*SOURCE EXCERPT*.
That’s probably nothing new to most fans, so why so much shock yesterday with Newton’s newly mandated purity (as temporary as it may be)?

Perhaps because there are already things about him to not like. But ill-gotten laptops and unpaid tickets don’t by themselves mean he should be out of college sports. And neither should he be held accountable for his father’s sins. And what if Cam did know what Cecil was up to? Was he supposed to turn in his father, and to whom?

AT LEAST now Heisman voters know what to do. Or do they? This is far from over, and the FBI is involved. Three or four years from now, it could be Reggie Bush II. The only easy fix in this whole thing: Change the Heisman rules so that the runner-up gets the award if it is vacated, and then the voters won’t have to worry.

As for black helicopters, grassy knolls and saving Cam Newton to purposely screw TCU’s national championship game chances?

*LISTING*.
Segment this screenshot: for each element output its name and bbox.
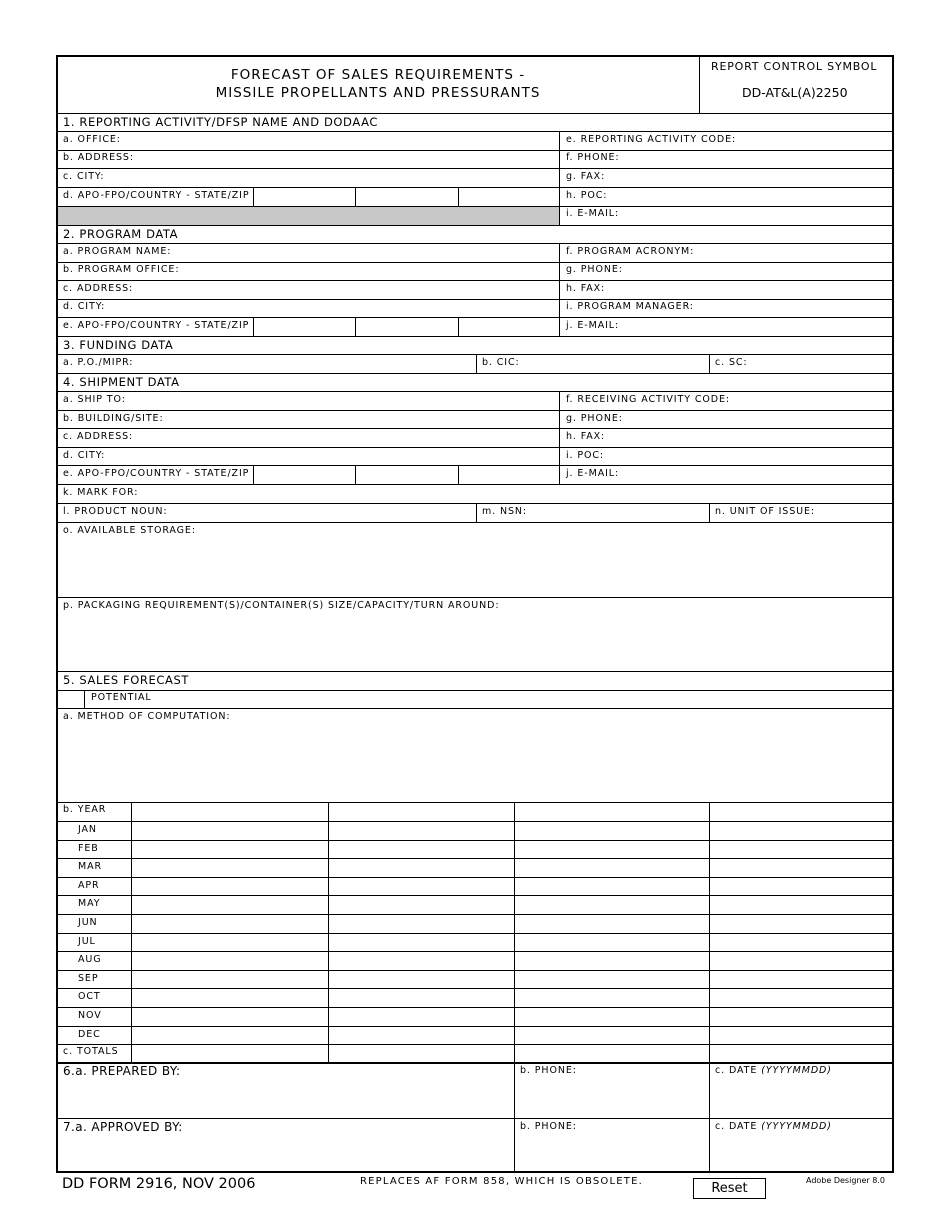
s6-date-label: c. DATE <box>715 1065 758 1076</box>
s5-month-label-feb: FEB <box>78 843 99 854</box>
s5-month-label-jul: JUL <box>78 936 96 947</box>
s5-month-label-dec: DEC <box>78 1029 101 1040</box>
s5-month-label-jan: JAN <box>78 824 97 835</box>
s5-month-label-mar: MAR <box>78 861 102 872</box>
form-number: DD FORM 2916, NOV 2006 <box>62 1176 256 1192</box>
section-4-title: 4. SHIPMENT DATA <box>63 375 180 389</box>
s1-office-field[interactable]: a. OFFICE: <box>63 134 121 145</box>
s3-po-mipr-field[interactable]: a. P.O./MIPR: <box>63 357 134 368</box>
s4-phone-field[interactable]: g. PHONE: <box>566 413 623 424</box>
s1-address-field[interactable]: b. ADDRESS: <box>63 152 134 163</box>
s4-product-noun-field[interactable]: l. PRODUCT NOUN: <box>63 506 168 517</box>
s5-month-label-oct: OCT <box>78 991 101 1002</box>
form-title-line1: FORECAST OF SALES REQUIREMENTS - <box>230 67 526 83</box>
s1-shaded-block <box>58 207 559 225</box>
s2-program-name-field[interactable]: a. PROGRAM NAME: <box>63 246 172 257</box>
s7-date-label: c. DATE <box>715 1121 758 1132</box>
s5-month-label-nov: NOV <box>78 1010 102 1021</box>
s4-address-field[interactable]: c. ADDRESS: <box>63 431 134 442</box>
s5-method-of-computation-field[interactable]: a. METHOD OF COMPUTATION: <box>63 711 231 722</box>
s4-receiving-activity-code-field[interactable]: f. RECEIVING ACTIVITY CODE: <box>566 394 730 405</box>
potential-checkbox[interactable] <box>58 690 85 709</box>
s4-available-storage-field[interactable]: o. AVAILABLE STORAGE: <box>63 525 196 536</box>
s2-program-manager-field[interactable]: i. PROGRAM MANAGER: <box>566 301 694 312</box>
s6-phone-field[interactable]: b. PHONE: <box>520 1065 577 1076</box>
s6-date-format: (YYYYMMDD) <box>761 1065 832 1076</box>
s2-apo-fpo-country-field[interactable]: e. APO-FPO/COUNTRY - STATE/ZIP <box>63 320 250 331</box>
s2-program-office-field[interactable]: b. PROGRAM OFFICE: <box>63 264 180 275</box>
s4-email-field[interactable]: j. E-MAIL: <box>566 468 620 479</box>
s3-sc-field[interactable]: c. SC: <box>715 357 748 368</box>
s1-city-field[interactable]: c. CITY: <box>63 171 105 182</box>
s4-building-site-field[interactable]: b. BUILDING/SITE: <box>63 413 164 424</box>
report-control-symbol-value: DD-AT&L(A)2250 <box>742 85 848 100</box>
s2-program-acronym-field[interactable]: f. PROGRAM ACRONYM: <box>566 246 695 257</box>
s7-phone-field[interactable]: b. PHONE: <box>520 1121 577 1132</box>
s5-month-label-jun: JUN <box>78 917 98 928</box>
s4-poc-field[interactable]: i. POC: <box>566 450 605 461</box>
section-2-title: 2. PROGRAM DATA <box>63 227 179 241</box>
s4-packaging-requirements-field[interactable]: p. PACKAGING REQUIREMENT(S)/CONTAINER(S) SIZE/CAPACITY/TURN AROUND: <box>63 600 500 611</box>
s2-email-field[interactable]: j. E-MAIL: <box>566 320 620 331</box>
s4-ship-to-field[interactable]: a. SHIP TO: <box>63 394 126 405</box>
s6-date-field[interactable] <box>715 1065 832 1077</box>
reset-button[interactable]: Reset <box>693 1178 766 1199</box>
s3-cic-field[interactable]: b. CIC: <box>482 357 520 368</box>
s1-fax-field[interactable]: g. FAX: <box>566 171 606 182</box>
s4-apo-fpo-country-field[interactable]: e. APO-FPO/COUNTRY - STATE/ZIP <box>63 468 250 479</box>
s4-fax-field[interactable]: h. FAX: <box>566 431 606 442</box>
potential-label: POTENTIAL <box>91 692 152 703</box>
report-control-symbol-label: REPORT CONTROL SYMBOL <box>711 60 878 73</box>
s7-date-field[interactable] <box>715 1121 832 1133</box>
s6-prepared-by-field[interactable]: 6.a. PREPARED BY: <box>63 1064 181 1078</box>
s7-approved-by-field[interactable]: 7.a. APPROVED BY: <box>63 1120 183 1134</box>
s1-email-field[interactable]: i. E-MAIL: <box>566 208 620 219</box>
s7-date-format: (YYYYMMDD) <box>761 1121 832 1132</box>
s4-city-field[interactable]: d. CITY: <box>63 450 106 461</box>
s2-phone-field[interactable]: g. PHONE: <box>566 264 623 275</box>
section-3-title: 3. FUNDING DATA <box>63 338 174 352</box>
s1-apo-fpo-country-field[interactable]: d. APO-FPO/COUNTRY - STATE/ZIP <box>63 190 250 201</box>
adobe-designer-label: Adobe Designer 8.0 <box>806 1176 885 1185</box>
s2-address-field[interactable]: c. ADDRESS: <box>63 283 134 294</box>
s4-nsn-field[interactable]: m. NSN: <box>482 506 528 517</box>
s1-phone-field[interactable]: f. PHONE: <box>566 152 620 163</box>
form-title-line2: MISSILE PROPELLANTS AND PRESSURANTS <box>215 85 541 101</box>
form-frame <box>56 55 894 1173</box>
s2-fax-field[interactable]: h. FAX: <box>566 283 606 294</box>
replaces-notice: REPLACES AF FORM 858, WHICH IS OBSOLETE. <box>360 1176 643 1187</box>
section-5-title: 5. SALES FORECAST <box>63 673 189 687</box>
s5-month-label-may: MAY <box>78 898 101 909</box>
s2-city-field[interactable]: d. CITY: <box>63 301 106 312</box>
s5-year-label: b. YEAR <box>63 804 107 815</box>
s5-totals-label: c. TOTALS <box>63 1046 119 1057</box>
s5-month-label-sep: SEP <box>78 973 99 984</box>
s5-month-label-aug: AUG <box>78 954 102 965</box>
section-1-title: 1. REPORTING ACTIVITY/DFSP NAME AND DODAAC <box>63 115 378 129</box>
s4-unit-of-issue-field[interactable]: n. UNIT OF ISSUE: <box>715 506 816 517</box>
s1-reporting-activity-code-field[interactable]: e. REPORTING ACTIVITY CODE: <box>566 134 737 145</box>
s4-mark-for-field[interactable]: k. MARK FOR: <box>63 487 139 498</box>
s5-month-label-apr: APR <box>78 880 100 891</box>
s1-poc-field[interactable]: h. POC: <box>566 190 608 201</box>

*EXERCISE*. Name every person identified by name in the column excerpt about Cam Newton and the Heisman.

*RESPONSE TO THIS EXERCISE*.
- Cam Newton
- Cecil, his father
- Reggie Bush